Layout dataset entries:

** START **

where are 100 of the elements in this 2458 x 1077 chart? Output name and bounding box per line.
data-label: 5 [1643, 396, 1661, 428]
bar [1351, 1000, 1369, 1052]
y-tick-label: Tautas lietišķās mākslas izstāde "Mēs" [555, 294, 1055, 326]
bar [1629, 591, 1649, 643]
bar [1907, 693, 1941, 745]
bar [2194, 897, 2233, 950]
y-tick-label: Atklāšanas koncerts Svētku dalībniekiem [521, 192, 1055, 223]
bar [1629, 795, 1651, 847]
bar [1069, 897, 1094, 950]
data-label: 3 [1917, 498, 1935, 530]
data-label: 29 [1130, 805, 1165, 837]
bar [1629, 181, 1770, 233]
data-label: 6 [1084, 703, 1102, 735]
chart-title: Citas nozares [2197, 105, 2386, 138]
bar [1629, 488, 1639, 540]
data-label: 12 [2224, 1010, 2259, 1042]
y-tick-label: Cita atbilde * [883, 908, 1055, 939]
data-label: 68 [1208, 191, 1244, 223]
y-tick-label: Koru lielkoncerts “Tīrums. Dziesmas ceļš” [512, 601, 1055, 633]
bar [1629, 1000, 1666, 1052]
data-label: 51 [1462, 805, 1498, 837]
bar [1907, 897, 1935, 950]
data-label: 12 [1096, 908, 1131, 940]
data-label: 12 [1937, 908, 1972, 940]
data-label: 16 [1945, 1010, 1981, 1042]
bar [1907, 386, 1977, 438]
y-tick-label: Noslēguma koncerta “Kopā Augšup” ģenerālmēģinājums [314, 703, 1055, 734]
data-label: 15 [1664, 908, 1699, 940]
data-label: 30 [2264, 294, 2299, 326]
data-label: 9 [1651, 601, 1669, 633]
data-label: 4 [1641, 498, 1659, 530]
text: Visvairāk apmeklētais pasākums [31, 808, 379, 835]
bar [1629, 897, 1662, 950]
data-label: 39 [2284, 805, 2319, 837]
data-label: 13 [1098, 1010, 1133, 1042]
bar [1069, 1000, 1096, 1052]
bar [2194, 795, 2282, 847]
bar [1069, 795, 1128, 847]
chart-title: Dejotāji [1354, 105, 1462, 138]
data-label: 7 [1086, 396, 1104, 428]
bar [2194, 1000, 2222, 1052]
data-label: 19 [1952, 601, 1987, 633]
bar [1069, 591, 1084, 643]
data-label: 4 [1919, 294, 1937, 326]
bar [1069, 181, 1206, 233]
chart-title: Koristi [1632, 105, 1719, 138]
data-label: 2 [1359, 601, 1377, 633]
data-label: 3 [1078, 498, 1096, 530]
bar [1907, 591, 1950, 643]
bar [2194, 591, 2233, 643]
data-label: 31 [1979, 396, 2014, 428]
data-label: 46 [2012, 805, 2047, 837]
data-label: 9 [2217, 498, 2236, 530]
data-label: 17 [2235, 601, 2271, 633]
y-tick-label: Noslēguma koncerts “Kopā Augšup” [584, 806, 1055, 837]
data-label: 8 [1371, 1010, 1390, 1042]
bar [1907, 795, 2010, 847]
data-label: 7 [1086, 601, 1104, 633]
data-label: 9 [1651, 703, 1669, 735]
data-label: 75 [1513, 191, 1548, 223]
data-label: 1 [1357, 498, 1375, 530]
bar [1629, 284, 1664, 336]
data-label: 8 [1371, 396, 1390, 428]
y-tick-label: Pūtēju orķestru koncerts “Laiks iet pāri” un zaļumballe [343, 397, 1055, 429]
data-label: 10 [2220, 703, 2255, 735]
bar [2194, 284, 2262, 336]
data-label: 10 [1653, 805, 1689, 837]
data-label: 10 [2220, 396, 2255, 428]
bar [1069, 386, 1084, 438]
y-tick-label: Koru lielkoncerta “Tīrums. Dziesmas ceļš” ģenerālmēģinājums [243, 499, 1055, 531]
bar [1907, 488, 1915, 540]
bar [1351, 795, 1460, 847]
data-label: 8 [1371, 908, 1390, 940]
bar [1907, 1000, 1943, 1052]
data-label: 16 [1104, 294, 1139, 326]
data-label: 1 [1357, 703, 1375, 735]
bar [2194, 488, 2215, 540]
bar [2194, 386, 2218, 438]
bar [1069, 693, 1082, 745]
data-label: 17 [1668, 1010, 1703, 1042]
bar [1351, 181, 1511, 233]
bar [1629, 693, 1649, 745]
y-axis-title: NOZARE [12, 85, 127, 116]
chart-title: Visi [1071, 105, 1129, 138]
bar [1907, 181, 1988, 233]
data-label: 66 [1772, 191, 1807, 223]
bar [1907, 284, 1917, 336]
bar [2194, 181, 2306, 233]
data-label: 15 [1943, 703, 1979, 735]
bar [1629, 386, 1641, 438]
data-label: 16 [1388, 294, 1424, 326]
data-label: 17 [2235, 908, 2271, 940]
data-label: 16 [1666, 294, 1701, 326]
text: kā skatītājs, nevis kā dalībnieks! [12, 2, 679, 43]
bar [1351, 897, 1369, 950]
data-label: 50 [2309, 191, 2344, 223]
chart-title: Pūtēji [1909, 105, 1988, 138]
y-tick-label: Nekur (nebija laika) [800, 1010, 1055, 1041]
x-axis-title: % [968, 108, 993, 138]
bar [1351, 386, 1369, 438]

** END **

## Directions
Repeat the data above exactly, from its first line down to and including the line that contains "data-label: 12 [1096, 908, 1131, 940]".

## Task answer
where are 100 of the elements in this 2458 x 1077 chart? Output name and bounding box per line.
data-label: 5 [1643, 396, 1661, 428]
bar [1351, 1000, 1369, 1052]
y-tick-label: Tautas lietišķās mākslas izstāde "Mēs" [555, 294, 1055, 326]
bar [1629, 591, 1649, 643]
bar [1907, 693, 1941, 745]
bar [2194, 897, 2233, 950]
y-tick-label: Atklāšanas koncerts Svētku dalībniekiem [521, 192, 1055, 223]
bar [1629, 795, 1651, 847]
bar [1069, 897, 1094, 950]
data-label: 3 [1917, 498, 1935, 530]
data-label: 29 [1130, 805, 1165, 837]
bar [1629, 181, 1770, 233]
data-label: 6 [1084, 703, 1102, 735]
chart-title: Citas nozares [2197, 105, 2386, 138]
bar [1629, 488, 1639, 540]
data-label: 12 [2224, 1010, 2259, 1042]
y-tick-label: Cita atbilde * [883, 908, 1055, 939]
data-label: 68 [1208, 191, 1244, 223]
y-tick-label: Koru lielkoncerts “Tīrums. Dziesmas ceļš” [512, 601, 1055, 633]
bar [1629, 1000, 1666, 1052]
data-label: 51 [1462, 805, 1498, 837]
bar [1907, 897, 1935, 950]
data-label: 12 [1096, 908, 1131, 940]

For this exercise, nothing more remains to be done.